= Your task =
Copy the rows below word for word, beginning with the line that has "thumbs-up-icon — [517, 691, 538, 711]" and stopping after the line that has "status-left: 中国移动 4G — [6, 6, 177, 31]".

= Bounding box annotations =

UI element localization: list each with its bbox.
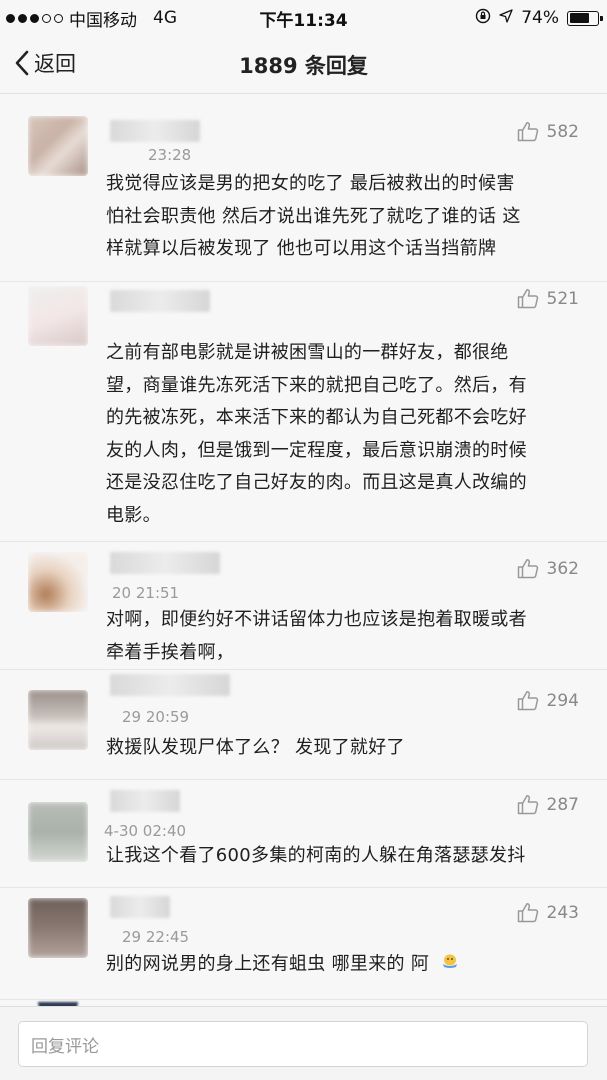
thumbs-up-icon — [517, 691, 538, 711]
thumbs-up-icon — [517, 795, 538, 815]
comment-item: 521 之前有部电影就是讲被困雪山的一群好友，都很绝 望，商量谁先冻死活下来的就… — [0, 282, 607, 542]
username-redacted[interactable] — [110, 120, 200, 142]
like-button[interactable]: 582 — [517, 121, 579, 142]
username-redacted[interactable] — [110, 552, 220, 574]
status-left: 中国移动 4G — [6, 6, 177, 31]
comment-line: 的先被冻死，本来活下来的都认为自己死都不会吃好 — [106, 407, 527, 428]
comment-time: 29 22:45 — [122, 928, 190, 946]
comment-item: 20 21:51 362 对啊，即便约好不讲话留体力也应该是抱着取暖或者 牵着手… — [0, 542, 607, 670]
comment-text: 对啊，即便约好不讲话留体力也应该是抱着取暖或者 牵着手挨着啊， — [106, 604, 581, 669]
comment-list[interactable]: 23:28 582 我觉得应该是男的把女的吃了 最后被救出的时候害 怕社会职责他… — [0, 94, 607, 1006]
comment-item: 4-30 02:40 287 让我这个看了600多集的柯南的人躲在角落瑟瑟发抖 — [0, 780, 607, 888]
comment-time: 23:28 — [148, 146, 192, 164]
like-button[interactable]: 521 — [517, 288, 579, 309]
comment-line: 还是没忍住吃了自己好友的肉。而且这是真人改编的 — [106, 472, 527, 493]
like-count: 521 — [546, 288, 579, 309]
avatar[interactable] — [28, 552, 88, 612]
avatar[interactable] — [28, 802, 88, 862]
nav-bar: 返回 1889 条回复 — [0, 36, 607, 94]
back-label: 返回 — [34, 52, 76, 76]
comment-text: 别的网说男的身上还有蛆虫 哪里来的 阿 — [106, 948, 581, 981]
comment-line: 样就算以后被发现了 他也可以用这个话当挡箭牌 — [106, 238, 497, 259]
carrier-label: 中国移动 — [69, 10, 137, 31]
comment-line: 别的网说男的身上还有蛆虫 哪里来的 阿 — [106, 948, 581, 981]
comment-line: 我觉得应该是男的把女的吃了 最后被救出的时候害 — [106, 173, 515, 194]
reply-bar: 回复评论 — [0, 1006, 607, 1080]
comment-text: 之前有部电影就是讲被困雪山的一群好友，都很绝 望，商量谁先冻死活下来的就把自己吃… — [106, 337, 581, 532]
comment-line: 之前有部电影就是讲被困雪山的一群好友，都很绝 — [106, 342, 509, 363]
avatar[interactable] — [28, 690, 88, 750]
comment-line: 友的人肉，但是饿到一定程度，最后意识崩溃的时候 — [106, 439, 527, 461]
reply-comment-input[interactable]: 回复评论 — [18, 1021, 588, 1067]
comment-time: 29 20:59 — [122, 708, 190, 726]
emoji-icon — [441, 948, 459, 981]
comment-text: 让我这个看了600多集的柯南的人躲在角落瑟瑟发抖 — [106, 840, 581, 873]
like-count: 362 — [546, 558, 579, 579]
status-bar: 中国移动 4G 下午11:34 74% — [0, 0, 607, 36]
status-right: 74% — [475, 8, 603, 29]
thumbs-up-icon — [517, 289, 538, 309]
reply-placeholder: 回复评论 — [31, 1036, 99, 1057]
comment-line-text: 别的网说男的身上还有蛆虫 哪里来的 阿 — [106, 953, 430, 975]
signal-strength-icon — [6, 13, 63, 23]
comment-line: 电影。 — [106, 504, 161, 526]
comment-text: 救援队发现尸体了么？ 发现了就好了 — [106, 732, 581, 765]
like-count: 287 — [546, 794, 579, 815]
location-arrow-icon — [499, 8, 513, 28]
username-redacted[interactable] — [110, 674, 230, 696]
back-chevron-icon — [15, 50, 29, 76]
page-title: 1889 条回复 — [239, 53, 368, 78]
comment-line: 怕社会职责他 然后才说出谁先死了就吃了谁的话 这 — [106, 205, 521, 227]
like-count: 294 — [546, 690, 579, 711]
comment-line: 对啊，即便约好不讲话留体力也应该是抱着取暖或者 — [106, 609, 527, 630]
comment-text: 我觉得应该是男的把女的吃了 最后被救出的时候害 怕社会职责他 然后才说出谁先死了… — [106, 168, 581, 266]
like-button[interactable]: 294 — [517, 690, 579, 711]
like-button[interactable]: 362 — [517, 558, 579, 579]
lock-rotation-icon — [475, 8, 491, 29]
battery-percent: 74% — [521, 8, 559, 28]
avatar[interactable] — [28, 116, 88, 176]
avatar[interactable] — [28, 286, 88, 346]
like-count: 243 — [546, 902, 579, 923]
thumbs-up-icon — [517, 559, 538, 579]
like-button[interactable]: 243 — [517, 902, 579, 923]
network-label: 4G — [153, 8, 177, 28]
comment-line: 望，商量谁先冻死活下来的就把自己吃了。然后，有 — [106, 374, 527, 396]
battery-icon — [567, 10, 603, 26]
comment-item: 29 22:45 243 别的网说男的身上还有蛆虫 哪里来的 阿 — [0, 888, 607, 1000]
comment-line: 让我这个看了600多集的柯南的人躲在角落瑟瑟发抖 — [106, 845, 526, 866]
comment-time: 20 21:51 — [112, 584, 180, 602]
username-redacted[interactable] — [110, 290, 210, 312]
username-redacted[interactable] — [110, 896, 170, 918]
like-button[interactable]: 287 — [517, 794, 579, 815]
avatar[interactable] — [28, 898, 88, 958]
thumbs-up-icon — [517, 122, 538, 142]
thumbs-up-icon — [517, 903, 538, 923]
comment-time: 4-30 02:40 — [104, 822, 187, 840]
comment-line: 牵着手挨着啊， — [106, 641, 235, 663]
comment-line: 救援队发现尸体了么？ 发现了就好了 — [106, 737, 405, 758]
comment-item: 29 20:59 294 救援队发现尸体了么？ 发现了就好了 — [0, 670, 607, 780]
back-button[interactable]: 返回 — [14, 48, 76, 78]
like-count: 582 — [546, 121, 579, 142]
comment-item: 23:28 582 我觉得应该是男的把女的吃了 最后被救出的时候害 怕社会职责他… — [0, 94, 607, 282]
username-redacted[interactable] — [110, 790, 180, 812]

= Written reply =
thumbs-up-icon — [517, 691, 538, 711]
thumbs-up-icon — [517, 795, 538, 815]
comment-item: 521 之前有部电影就是讲被困雪山的一群好友，都很绝 望，商量谁先冻死活下来的就… — [0, 282, 607, 542]
username-redacted[interactable] — [110, 120, 200, 142]
like-button[interactable]: 582 — [517, 121, 579, 142]
username-redacted[interactable] — [110, 552, 220, 574]
status-left: 中国移动 4G — [6, 6, 177, 31]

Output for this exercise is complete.